_PROVIDED DATA_.
-=-=-=-=-
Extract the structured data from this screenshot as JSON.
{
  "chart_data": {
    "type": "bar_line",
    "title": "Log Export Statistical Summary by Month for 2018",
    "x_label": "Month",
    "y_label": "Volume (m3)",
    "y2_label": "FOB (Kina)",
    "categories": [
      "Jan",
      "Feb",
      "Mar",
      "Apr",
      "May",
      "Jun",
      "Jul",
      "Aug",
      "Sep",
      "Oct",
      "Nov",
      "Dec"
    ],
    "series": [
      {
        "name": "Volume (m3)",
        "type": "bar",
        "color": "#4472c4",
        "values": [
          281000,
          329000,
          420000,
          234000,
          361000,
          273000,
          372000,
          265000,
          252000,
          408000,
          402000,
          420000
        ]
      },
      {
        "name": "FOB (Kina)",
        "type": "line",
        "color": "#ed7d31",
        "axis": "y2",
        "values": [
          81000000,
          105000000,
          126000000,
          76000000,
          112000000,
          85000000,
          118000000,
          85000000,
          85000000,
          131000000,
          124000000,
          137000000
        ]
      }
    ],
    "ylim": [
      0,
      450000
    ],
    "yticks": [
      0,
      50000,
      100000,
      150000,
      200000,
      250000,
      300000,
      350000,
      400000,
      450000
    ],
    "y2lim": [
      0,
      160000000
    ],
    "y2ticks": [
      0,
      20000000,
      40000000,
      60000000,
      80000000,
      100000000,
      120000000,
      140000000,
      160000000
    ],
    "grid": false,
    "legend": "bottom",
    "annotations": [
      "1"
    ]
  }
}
-=-=-=-=-
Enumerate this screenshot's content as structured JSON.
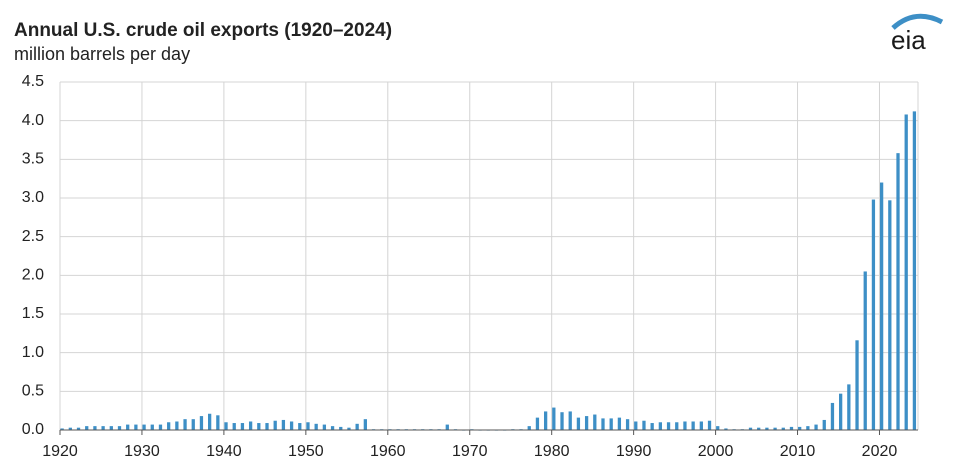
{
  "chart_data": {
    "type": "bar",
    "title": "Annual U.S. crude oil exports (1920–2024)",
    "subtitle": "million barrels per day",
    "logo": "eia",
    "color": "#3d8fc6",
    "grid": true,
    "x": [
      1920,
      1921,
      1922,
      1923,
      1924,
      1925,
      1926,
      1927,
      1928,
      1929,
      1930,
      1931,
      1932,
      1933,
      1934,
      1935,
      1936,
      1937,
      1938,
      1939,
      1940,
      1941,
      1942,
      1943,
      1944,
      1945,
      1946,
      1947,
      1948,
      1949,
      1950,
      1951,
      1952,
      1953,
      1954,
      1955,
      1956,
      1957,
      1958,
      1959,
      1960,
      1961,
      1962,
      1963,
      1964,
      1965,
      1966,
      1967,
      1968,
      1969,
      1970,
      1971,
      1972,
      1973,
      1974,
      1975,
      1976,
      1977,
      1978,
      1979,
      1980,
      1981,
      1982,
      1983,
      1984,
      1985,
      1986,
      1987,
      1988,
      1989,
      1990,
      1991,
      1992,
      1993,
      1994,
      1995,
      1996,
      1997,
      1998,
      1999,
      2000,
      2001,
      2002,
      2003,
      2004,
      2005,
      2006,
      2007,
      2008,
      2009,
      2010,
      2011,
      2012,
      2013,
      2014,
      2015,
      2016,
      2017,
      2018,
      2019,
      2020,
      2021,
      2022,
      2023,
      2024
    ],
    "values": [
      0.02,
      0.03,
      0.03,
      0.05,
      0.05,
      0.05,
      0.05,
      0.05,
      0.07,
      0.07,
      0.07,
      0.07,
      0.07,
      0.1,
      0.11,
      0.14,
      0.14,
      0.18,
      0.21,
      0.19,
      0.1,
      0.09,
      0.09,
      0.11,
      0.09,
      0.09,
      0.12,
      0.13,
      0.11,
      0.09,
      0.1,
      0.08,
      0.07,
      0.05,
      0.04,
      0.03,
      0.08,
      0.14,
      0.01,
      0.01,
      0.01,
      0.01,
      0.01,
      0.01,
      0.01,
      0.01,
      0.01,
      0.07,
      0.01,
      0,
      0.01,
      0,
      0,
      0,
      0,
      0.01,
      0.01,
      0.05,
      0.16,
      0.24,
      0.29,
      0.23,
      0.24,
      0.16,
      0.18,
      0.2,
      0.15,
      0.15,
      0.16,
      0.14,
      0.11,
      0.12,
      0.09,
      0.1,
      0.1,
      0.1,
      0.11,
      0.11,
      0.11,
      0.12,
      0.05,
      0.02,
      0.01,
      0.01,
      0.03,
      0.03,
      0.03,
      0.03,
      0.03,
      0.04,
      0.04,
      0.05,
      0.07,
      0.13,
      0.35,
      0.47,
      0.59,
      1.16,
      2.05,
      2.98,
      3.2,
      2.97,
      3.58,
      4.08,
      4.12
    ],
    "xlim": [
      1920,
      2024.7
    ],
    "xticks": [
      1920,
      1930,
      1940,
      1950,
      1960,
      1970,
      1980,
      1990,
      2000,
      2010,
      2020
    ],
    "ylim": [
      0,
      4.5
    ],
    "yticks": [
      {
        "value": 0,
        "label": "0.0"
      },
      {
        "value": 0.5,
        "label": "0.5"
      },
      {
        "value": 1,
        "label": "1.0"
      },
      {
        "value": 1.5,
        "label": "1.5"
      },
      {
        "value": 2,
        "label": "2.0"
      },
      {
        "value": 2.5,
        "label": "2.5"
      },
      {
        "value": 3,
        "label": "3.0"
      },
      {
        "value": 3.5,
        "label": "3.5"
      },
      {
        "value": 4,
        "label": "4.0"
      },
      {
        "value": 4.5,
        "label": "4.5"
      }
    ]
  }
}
-=-=-=-=-
_WHAT THE TASK ASKS_. Check each line of the records for the word "JSON", and show the lines that contain it.

_WRITTEN ANSWER_.
Extract the structured data from this screenshot as JSON.
Enumerate this screenshot's content as structured JSON.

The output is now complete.